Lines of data
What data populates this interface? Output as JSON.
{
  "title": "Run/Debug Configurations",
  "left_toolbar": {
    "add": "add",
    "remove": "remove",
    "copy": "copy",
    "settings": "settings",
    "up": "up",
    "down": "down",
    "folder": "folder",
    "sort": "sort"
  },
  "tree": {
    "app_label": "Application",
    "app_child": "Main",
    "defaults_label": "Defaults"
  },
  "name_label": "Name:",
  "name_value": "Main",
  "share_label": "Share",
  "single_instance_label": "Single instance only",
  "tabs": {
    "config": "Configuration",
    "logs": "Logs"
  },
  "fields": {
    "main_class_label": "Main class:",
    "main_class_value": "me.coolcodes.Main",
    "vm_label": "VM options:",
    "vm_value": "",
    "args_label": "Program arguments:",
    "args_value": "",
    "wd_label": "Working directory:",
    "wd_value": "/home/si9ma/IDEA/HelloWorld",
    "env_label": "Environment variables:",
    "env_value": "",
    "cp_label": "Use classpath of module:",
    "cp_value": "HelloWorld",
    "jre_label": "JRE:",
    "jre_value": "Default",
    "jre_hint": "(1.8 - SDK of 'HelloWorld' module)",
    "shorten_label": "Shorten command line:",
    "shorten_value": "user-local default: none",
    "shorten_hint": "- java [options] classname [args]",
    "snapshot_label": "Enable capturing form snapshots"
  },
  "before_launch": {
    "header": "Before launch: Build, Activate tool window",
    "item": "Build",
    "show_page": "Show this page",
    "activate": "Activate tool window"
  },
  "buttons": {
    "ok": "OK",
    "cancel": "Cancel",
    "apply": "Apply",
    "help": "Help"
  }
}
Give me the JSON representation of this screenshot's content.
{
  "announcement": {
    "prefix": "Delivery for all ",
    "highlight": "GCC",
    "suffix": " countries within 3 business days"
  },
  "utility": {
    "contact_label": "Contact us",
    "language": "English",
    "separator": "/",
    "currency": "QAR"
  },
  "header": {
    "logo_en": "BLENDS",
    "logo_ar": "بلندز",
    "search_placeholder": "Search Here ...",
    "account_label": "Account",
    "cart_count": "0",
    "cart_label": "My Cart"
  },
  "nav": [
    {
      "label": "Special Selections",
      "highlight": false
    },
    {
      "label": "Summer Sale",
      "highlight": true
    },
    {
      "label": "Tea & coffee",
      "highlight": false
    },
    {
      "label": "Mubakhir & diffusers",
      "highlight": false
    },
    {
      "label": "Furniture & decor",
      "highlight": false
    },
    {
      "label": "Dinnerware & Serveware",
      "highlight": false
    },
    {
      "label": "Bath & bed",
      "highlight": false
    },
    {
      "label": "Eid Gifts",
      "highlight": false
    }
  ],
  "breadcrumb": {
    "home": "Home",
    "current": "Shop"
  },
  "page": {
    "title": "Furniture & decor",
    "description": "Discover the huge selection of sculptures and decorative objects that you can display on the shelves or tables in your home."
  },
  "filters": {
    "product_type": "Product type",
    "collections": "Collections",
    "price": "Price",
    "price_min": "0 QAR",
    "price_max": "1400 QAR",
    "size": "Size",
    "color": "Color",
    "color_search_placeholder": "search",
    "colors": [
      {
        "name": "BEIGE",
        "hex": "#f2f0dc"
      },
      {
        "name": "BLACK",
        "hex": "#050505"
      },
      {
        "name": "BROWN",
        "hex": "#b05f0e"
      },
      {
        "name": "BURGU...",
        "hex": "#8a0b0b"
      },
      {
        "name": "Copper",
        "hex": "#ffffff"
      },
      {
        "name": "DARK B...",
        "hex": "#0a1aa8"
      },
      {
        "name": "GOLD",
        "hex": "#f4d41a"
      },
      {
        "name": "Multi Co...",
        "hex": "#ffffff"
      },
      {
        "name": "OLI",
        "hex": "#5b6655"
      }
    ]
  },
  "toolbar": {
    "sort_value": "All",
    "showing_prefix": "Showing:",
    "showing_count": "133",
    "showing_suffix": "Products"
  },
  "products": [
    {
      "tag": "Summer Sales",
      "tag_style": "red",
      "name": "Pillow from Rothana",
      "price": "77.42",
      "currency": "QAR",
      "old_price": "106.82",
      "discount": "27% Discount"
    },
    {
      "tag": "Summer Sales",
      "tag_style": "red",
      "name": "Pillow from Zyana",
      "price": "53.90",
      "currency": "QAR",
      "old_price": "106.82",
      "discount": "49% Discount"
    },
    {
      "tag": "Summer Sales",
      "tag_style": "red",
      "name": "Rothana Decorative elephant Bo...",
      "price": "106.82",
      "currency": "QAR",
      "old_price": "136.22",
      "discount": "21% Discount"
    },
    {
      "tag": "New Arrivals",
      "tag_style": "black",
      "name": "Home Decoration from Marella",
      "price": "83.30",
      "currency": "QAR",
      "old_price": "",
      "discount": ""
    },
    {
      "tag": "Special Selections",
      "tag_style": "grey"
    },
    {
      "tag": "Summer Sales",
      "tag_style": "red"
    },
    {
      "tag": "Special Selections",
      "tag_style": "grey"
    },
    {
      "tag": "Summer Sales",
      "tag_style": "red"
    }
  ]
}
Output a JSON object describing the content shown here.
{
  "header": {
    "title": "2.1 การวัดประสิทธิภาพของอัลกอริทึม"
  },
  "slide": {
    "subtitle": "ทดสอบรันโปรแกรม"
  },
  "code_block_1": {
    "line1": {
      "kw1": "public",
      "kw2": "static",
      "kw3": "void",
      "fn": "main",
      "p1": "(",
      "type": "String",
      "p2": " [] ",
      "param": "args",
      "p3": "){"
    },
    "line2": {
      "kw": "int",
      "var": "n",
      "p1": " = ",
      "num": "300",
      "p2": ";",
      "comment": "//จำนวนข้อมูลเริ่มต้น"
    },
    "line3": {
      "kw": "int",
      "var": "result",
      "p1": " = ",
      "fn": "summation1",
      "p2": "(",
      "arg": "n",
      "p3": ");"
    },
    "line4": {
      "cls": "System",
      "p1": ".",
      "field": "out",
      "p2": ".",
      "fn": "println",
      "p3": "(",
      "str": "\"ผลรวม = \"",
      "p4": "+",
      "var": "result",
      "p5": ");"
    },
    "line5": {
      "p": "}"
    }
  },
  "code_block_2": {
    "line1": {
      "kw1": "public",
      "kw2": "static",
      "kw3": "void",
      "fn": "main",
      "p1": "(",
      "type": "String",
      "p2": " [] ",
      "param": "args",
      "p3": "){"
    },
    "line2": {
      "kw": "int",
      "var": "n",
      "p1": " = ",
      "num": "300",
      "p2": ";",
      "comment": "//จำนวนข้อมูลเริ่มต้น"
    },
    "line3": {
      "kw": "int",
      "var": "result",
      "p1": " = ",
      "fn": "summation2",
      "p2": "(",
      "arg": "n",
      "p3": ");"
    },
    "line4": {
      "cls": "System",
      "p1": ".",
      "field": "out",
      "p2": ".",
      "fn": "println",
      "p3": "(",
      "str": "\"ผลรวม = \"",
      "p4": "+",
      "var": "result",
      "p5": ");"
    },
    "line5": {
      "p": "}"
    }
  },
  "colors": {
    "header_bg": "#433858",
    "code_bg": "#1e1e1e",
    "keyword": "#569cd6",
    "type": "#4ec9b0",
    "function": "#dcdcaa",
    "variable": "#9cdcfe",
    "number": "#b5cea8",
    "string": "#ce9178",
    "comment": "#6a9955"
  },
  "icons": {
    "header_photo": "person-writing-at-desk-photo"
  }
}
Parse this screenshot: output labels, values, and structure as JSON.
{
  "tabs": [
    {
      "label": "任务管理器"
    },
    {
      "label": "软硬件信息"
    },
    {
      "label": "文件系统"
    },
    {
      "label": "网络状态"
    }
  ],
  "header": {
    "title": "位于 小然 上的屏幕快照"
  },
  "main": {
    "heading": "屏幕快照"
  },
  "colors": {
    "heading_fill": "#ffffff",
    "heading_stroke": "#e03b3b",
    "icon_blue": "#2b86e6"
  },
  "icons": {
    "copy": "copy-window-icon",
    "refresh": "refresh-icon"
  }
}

• **Job**: Show each line of the data that contains the string "from".

• **Full output**:
      "name": "Pillow from Rothana",
      "name": "Pillow from Zyana",
      "name": "Home Decoration from Marella",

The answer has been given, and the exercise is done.